**Exercise prompt:** Lines containing the word "title" are the ones to copy from the records below.

**Raw records:**
==============================

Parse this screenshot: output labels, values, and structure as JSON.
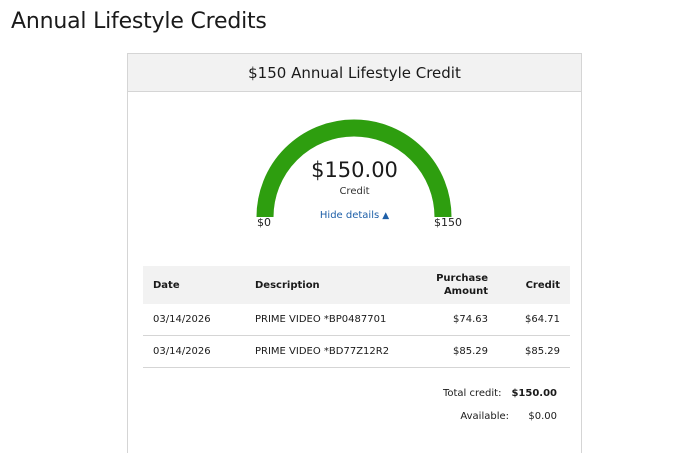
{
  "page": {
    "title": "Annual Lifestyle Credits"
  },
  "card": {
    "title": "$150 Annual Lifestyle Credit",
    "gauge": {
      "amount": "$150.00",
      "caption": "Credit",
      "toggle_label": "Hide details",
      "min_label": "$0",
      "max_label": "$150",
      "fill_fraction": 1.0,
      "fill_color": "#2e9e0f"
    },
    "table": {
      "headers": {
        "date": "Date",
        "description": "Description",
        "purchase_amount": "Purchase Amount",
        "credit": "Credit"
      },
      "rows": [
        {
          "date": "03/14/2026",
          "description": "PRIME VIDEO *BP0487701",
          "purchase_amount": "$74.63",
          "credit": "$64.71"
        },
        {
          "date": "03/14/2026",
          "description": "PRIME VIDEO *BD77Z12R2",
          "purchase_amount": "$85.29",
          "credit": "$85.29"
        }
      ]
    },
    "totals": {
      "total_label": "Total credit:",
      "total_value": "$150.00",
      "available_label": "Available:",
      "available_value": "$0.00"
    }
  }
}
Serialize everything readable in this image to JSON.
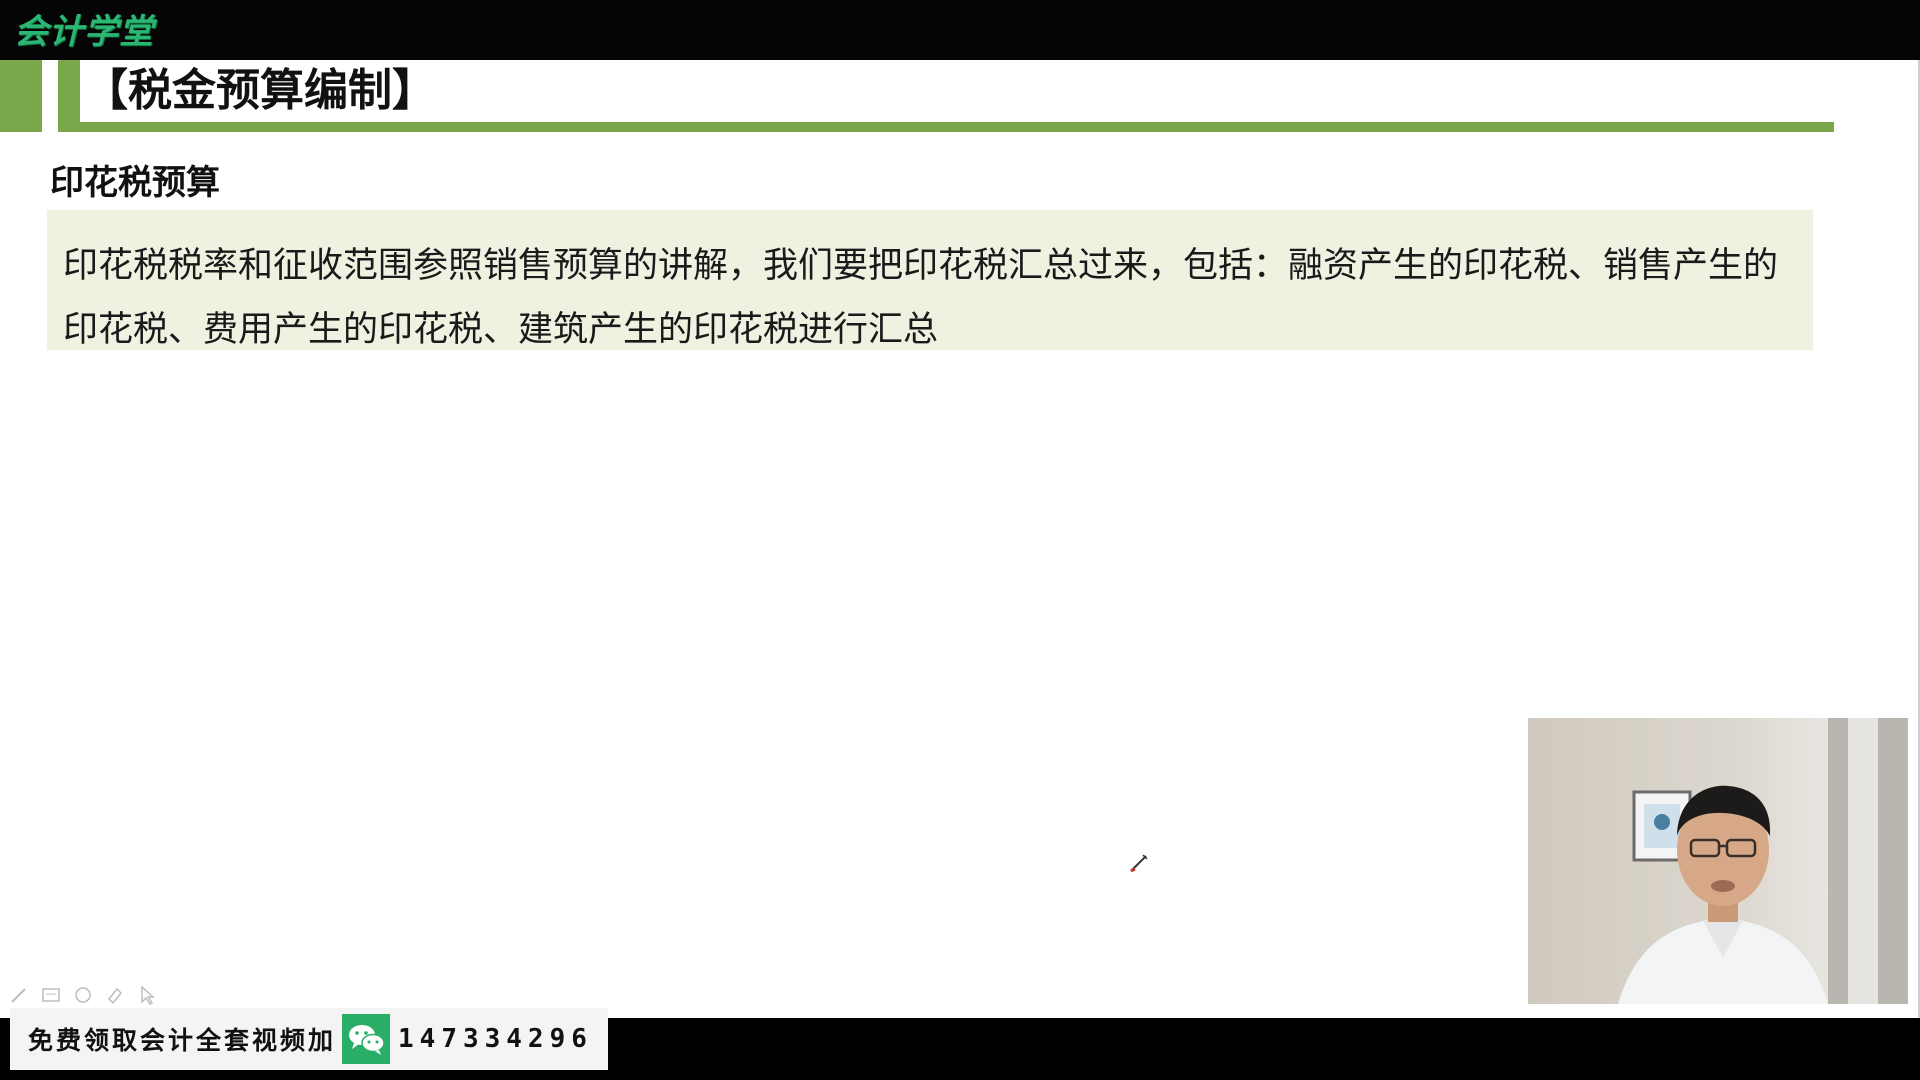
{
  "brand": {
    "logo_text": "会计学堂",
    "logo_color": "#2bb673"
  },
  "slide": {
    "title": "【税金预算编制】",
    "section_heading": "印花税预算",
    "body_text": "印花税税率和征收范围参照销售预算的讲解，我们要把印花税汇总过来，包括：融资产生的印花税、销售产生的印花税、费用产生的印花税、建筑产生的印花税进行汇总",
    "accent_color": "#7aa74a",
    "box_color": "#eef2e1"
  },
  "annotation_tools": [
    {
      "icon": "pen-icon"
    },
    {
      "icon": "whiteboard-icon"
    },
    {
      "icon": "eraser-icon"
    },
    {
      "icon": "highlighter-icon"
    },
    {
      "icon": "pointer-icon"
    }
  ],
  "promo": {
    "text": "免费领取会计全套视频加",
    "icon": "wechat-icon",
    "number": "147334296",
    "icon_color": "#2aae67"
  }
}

==============================

**Exercise result:**
    "title": "Annual Lifestyle Credits"
    "title": "$150 Annual Lifestyle Credit",
    "title": "【税金预算编制】",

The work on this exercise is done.